Given exercise: State how many lines in the listing below include the word "方向相反的", and add nothing besides the number.

The records:

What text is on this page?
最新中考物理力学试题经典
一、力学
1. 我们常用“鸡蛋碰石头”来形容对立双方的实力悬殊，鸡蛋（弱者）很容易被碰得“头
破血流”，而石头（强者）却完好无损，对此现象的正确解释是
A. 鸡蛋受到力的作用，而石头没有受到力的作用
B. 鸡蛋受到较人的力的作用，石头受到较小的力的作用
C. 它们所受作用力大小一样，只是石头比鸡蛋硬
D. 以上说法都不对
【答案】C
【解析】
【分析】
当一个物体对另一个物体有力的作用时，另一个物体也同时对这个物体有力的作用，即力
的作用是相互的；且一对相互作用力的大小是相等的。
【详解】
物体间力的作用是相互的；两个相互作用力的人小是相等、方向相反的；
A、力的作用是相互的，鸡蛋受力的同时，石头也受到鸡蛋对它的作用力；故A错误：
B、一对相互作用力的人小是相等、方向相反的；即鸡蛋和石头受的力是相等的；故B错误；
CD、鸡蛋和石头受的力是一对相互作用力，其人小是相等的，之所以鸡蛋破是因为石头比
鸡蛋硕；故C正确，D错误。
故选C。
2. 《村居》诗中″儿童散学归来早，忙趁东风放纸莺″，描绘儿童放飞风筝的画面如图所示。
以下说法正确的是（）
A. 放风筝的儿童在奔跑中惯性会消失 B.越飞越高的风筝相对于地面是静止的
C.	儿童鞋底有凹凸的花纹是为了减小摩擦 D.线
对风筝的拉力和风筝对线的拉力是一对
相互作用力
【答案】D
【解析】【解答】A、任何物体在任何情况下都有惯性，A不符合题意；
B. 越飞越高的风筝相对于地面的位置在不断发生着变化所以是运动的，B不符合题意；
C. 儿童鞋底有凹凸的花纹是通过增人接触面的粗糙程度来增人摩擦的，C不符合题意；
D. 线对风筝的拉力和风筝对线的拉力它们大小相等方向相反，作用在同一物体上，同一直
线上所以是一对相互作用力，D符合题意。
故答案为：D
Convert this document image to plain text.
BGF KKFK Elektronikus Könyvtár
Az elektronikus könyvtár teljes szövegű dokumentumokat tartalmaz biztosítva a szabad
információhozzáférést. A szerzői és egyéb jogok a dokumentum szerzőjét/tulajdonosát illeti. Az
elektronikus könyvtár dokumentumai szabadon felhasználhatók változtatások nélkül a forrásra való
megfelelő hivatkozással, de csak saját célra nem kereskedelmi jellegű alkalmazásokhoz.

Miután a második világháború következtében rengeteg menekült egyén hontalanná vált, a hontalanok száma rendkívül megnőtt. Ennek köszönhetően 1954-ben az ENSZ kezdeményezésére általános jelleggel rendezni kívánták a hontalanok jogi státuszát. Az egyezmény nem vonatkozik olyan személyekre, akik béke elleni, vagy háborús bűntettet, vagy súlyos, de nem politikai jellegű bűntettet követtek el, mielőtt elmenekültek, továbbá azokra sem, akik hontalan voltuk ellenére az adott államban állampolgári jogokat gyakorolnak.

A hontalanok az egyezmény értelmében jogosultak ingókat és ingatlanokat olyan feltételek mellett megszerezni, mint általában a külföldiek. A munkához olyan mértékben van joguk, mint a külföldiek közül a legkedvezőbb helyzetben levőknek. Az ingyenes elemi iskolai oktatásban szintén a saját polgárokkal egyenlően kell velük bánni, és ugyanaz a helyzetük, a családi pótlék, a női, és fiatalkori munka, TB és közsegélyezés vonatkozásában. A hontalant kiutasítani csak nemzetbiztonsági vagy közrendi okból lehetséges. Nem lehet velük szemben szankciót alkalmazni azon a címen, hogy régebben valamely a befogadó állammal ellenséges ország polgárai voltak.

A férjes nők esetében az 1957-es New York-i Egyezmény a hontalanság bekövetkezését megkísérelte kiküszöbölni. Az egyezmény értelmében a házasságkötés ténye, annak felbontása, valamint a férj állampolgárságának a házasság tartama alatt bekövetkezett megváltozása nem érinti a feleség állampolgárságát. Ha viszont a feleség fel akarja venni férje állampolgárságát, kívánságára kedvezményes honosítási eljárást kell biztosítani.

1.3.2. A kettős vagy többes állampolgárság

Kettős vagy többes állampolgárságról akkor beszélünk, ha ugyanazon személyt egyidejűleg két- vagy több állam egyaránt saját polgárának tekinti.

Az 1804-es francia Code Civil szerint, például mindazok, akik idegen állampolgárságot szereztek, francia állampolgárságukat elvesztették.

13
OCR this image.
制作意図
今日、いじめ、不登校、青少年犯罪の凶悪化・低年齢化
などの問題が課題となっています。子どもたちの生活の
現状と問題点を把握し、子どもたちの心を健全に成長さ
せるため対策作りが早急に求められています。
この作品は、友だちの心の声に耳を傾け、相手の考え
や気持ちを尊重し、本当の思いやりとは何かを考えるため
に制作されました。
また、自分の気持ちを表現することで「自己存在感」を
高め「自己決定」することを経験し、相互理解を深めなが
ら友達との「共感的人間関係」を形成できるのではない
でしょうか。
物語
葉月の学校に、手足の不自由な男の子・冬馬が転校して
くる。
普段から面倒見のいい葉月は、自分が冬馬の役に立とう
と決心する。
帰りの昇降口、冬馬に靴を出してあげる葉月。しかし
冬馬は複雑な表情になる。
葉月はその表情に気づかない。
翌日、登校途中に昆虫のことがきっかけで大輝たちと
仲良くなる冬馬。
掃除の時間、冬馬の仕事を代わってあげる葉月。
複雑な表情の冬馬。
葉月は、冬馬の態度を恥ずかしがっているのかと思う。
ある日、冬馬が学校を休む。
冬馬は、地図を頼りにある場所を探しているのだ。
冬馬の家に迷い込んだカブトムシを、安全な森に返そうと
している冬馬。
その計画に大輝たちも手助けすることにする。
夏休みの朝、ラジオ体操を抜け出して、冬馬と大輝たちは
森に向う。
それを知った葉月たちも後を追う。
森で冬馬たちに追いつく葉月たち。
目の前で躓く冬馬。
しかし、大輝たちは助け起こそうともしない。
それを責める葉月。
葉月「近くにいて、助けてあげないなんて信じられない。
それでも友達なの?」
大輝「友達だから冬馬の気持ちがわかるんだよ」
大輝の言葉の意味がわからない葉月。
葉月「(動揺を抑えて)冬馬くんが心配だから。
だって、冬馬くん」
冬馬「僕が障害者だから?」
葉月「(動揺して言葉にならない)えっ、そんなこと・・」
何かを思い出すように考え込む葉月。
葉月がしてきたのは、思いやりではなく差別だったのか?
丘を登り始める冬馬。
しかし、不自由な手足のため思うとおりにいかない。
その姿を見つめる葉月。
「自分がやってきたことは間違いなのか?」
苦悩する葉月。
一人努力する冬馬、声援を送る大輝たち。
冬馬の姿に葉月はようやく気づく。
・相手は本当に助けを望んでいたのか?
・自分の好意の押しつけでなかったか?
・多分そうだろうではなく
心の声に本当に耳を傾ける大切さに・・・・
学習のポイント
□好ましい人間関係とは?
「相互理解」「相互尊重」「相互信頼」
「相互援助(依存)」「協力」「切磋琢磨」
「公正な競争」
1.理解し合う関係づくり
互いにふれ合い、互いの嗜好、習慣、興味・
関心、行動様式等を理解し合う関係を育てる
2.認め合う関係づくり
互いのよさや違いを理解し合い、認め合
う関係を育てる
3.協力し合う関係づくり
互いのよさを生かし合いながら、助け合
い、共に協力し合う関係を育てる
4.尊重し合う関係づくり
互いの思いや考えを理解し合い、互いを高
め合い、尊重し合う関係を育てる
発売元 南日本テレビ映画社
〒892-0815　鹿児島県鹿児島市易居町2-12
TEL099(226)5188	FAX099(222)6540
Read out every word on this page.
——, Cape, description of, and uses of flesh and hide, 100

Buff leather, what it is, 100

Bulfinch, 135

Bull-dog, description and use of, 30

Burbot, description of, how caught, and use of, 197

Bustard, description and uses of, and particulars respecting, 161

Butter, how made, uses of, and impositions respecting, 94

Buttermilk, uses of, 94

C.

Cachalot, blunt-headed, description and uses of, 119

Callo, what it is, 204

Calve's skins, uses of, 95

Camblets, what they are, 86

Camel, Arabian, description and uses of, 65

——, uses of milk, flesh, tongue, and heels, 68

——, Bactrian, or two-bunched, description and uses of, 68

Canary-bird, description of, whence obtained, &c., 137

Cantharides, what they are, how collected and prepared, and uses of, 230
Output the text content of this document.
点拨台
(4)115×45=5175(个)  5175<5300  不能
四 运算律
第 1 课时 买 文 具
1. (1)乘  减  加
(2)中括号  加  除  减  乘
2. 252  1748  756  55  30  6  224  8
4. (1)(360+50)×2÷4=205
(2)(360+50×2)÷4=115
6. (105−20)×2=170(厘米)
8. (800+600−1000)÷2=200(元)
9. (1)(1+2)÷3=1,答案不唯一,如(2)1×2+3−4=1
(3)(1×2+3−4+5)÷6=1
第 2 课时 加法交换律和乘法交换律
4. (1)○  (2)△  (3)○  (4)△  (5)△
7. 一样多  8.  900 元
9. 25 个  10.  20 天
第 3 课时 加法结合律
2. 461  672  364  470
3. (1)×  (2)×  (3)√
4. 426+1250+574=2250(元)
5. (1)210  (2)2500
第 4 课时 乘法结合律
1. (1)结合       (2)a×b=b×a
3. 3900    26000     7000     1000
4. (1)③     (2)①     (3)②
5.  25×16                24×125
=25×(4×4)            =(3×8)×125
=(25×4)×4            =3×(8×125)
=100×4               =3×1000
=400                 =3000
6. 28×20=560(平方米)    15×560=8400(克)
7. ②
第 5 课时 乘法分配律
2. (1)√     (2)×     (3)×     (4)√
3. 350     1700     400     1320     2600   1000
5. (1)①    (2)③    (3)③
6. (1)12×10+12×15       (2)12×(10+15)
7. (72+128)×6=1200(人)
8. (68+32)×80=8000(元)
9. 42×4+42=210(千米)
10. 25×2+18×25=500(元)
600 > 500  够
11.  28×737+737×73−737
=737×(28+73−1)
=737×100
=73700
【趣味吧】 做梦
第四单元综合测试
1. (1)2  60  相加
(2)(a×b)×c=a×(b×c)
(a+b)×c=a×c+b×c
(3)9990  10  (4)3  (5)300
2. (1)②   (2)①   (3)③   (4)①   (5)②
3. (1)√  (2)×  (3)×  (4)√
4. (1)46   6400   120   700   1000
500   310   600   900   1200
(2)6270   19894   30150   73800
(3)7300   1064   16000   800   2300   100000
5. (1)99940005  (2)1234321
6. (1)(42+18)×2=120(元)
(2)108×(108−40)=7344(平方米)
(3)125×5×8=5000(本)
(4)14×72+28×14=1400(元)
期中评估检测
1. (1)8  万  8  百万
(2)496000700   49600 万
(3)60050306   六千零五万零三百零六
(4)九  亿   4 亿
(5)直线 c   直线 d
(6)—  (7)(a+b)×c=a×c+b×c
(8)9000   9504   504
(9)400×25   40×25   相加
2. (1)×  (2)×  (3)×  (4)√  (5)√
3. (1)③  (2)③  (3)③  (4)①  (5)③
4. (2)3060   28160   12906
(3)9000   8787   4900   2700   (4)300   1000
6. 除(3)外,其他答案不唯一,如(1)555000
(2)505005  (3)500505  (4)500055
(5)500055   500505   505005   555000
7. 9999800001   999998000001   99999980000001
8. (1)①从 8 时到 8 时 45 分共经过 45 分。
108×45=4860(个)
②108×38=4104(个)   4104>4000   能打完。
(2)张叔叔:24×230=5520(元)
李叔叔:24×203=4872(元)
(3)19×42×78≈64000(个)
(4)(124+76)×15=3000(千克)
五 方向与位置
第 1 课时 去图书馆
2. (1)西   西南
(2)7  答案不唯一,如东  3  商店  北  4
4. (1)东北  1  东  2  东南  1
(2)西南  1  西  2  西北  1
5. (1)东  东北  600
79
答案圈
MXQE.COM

Exercise solution: 2